(Dataset items)
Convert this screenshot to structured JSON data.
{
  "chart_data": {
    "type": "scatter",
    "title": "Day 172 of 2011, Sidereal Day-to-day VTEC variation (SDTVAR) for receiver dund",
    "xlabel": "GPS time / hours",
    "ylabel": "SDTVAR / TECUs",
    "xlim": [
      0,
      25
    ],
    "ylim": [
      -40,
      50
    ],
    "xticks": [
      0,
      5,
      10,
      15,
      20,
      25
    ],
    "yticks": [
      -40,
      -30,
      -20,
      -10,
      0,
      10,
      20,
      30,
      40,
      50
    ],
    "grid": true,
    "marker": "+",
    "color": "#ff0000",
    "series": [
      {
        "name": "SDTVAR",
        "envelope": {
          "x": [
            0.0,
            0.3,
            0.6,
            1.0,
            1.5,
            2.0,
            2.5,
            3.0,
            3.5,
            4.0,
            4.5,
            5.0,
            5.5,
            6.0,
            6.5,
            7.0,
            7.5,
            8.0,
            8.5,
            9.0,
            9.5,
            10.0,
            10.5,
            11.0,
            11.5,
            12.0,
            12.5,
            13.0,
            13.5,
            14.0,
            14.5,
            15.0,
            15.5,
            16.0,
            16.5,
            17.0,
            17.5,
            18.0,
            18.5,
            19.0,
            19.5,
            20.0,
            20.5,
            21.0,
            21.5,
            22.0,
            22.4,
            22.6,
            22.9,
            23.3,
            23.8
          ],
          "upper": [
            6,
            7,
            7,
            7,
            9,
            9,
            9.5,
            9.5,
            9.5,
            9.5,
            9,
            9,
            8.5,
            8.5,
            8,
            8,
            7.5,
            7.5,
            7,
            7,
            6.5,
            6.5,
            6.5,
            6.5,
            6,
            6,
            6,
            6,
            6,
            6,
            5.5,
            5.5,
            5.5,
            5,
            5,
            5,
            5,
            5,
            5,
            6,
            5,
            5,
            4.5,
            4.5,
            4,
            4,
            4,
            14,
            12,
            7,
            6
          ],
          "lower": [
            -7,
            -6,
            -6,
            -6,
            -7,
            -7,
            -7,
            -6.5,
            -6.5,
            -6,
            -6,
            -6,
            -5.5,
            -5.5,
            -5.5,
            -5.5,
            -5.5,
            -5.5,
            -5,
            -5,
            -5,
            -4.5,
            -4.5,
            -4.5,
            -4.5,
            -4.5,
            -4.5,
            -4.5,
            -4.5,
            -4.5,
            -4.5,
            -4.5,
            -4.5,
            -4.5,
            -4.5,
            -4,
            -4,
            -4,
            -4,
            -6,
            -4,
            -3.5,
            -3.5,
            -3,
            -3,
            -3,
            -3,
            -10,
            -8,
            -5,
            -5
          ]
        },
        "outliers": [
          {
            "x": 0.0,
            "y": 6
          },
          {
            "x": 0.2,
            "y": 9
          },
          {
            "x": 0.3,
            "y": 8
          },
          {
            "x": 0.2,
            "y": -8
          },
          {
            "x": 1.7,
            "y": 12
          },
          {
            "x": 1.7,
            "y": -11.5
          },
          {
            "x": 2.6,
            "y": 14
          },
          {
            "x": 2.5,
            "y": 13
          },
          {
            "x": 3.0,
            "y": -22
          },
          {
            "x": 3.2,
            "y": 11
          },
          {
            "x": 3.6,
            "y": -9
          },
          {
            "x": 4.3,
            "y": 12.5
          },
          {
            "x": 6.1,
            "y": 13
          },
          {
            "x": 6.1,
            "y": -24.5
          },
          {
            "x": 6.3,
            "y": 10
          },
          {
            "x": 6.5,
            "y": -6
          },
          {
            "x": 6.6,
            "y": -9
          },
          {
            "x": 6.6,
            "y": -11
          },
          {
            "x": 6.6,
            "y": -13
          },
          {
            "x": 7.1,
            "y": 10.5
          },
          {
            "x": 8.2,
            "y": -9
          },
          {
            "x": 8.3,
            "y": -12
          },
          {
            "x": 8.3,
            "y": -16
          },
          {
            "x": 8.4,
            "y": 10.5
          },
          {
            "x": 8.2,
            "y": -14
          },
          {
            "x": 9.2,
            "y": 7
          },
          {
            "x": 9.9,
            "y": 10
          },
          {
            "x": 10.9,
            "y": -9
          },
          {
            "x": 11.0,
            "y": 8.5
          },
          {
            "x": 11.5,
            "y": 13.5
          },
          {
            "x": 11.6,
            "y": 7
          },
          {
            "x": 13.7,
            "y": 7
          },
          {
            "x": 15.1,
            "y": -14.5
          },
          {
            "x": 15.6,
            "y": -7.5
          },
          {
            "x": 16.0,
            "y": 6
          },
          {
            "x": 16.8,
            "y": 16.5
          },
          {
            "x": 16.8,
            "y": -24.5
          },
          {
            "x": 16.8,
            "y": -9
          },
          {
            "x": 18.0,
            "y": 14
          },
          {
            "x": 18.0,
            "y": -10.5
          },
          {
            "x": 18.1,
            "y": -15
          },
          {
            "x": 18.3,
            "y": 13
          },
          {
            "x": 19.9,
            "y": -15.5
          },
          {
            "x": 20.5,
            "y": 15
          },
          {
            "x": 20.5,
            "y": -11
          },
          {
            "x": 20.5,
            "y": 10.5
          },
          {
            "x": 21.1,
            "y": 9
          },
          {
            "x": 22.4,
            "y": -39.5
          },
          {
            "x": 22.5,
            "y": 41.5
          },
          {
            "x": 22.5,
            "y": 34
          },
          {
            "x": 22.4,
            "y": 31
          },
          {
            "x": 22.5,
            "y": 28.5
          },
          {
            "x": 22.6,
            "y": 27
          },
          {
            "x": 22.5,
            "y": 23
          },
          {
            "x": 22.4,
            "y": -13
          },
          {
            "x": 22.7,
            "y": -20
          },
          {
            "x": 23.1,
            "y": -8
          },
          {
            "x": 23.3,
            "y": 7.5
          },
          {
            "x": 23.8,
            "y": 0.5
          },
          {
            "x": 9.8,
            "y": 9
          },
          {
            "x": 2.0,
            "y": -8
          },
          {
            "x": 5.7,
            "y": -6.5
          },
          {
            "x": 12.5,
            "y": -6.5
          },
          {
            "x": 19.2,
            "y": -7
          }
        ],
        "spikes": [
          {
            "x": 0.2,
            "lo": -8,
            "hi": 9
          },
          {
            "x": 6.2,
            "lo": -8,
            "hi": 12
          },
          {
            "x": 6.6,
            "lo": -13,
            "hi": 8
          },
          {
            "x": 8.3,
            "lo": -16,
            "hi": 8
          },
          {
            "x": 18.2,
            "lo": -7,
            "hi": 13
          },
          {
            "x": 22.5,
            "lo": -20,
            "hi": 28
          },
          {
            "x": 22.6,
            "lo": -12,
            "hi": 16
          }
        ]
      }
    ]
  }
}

== YOUR INSTRUCTIONS ==
Return each full line of the entries that contains the word "SDTVAR".

== RESPONSE TO THE EXERCISE ==
    "title": "Day 172 of 2011, Sidereal Day-to-day VTEC variation (SDTVAR) for receiver dund",
    "ylabel": "SDTVAR / TECUs",
        "name": "SDTVAR",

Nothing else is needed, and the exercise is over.